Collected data
# # # # # # #

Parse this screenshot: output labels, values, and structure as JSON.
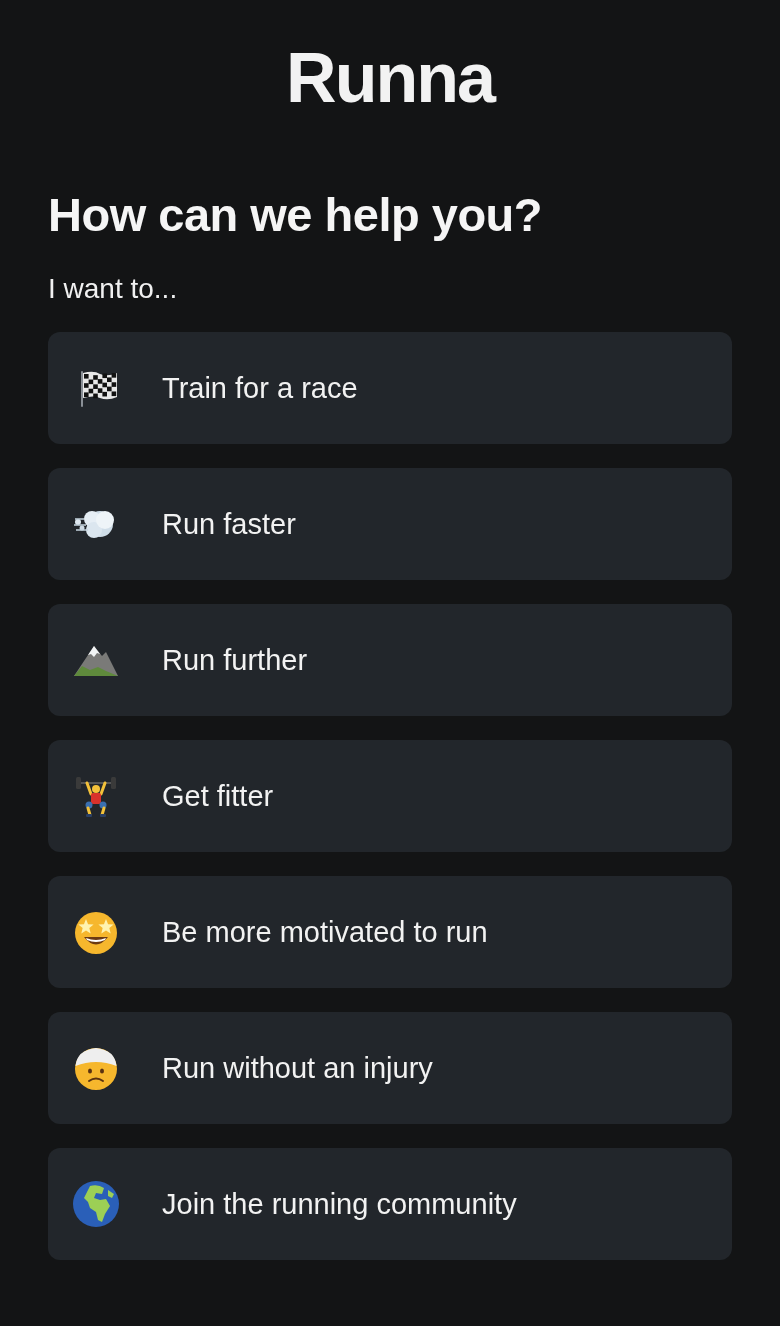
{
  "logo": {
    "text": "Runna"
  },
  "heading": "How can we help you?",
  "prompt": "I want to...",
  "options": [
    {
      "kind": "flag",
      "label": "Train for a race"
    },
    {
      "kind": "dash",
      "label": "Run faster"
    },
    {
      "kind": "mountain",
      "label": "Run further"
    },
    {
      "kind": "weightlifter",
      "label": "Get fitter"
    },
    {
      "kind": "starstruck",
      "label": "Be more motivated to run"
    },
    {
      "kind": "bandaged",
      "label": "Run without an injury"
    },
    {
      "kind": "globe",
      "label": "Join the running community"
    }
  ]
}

# # # # # # #

Written exercise
Return the entries unchanged, save for the pictures, which do not belong in the copy.

Task result
Parse this screenshot: output labels, values, and structure as JSON.
{
  "logo": {
    "text": "Runna"
  },
  "heading": "How can we help you?",
  "prompt": "I want to...",
  "options": [
    {
      "kind": "flag",
      "label": "Train for a race"
    },
    {
      "kind": "dash",
      "label": "Run faster"
    },
    {
      "kind": "mountain",
      "label": "Run further"
    },
    {
      "kind": "weightlifter",
      "label": "Get fitter"
    },
    {
      "kind": "starstruck",
      "label": "Be more motivated to run"
    },
    {
      "kind": "bandaged",
      "label": "Run without an injury"
    },
    {
      "kind": "globe",
      "label": "Join the running community"
    }
  ]
}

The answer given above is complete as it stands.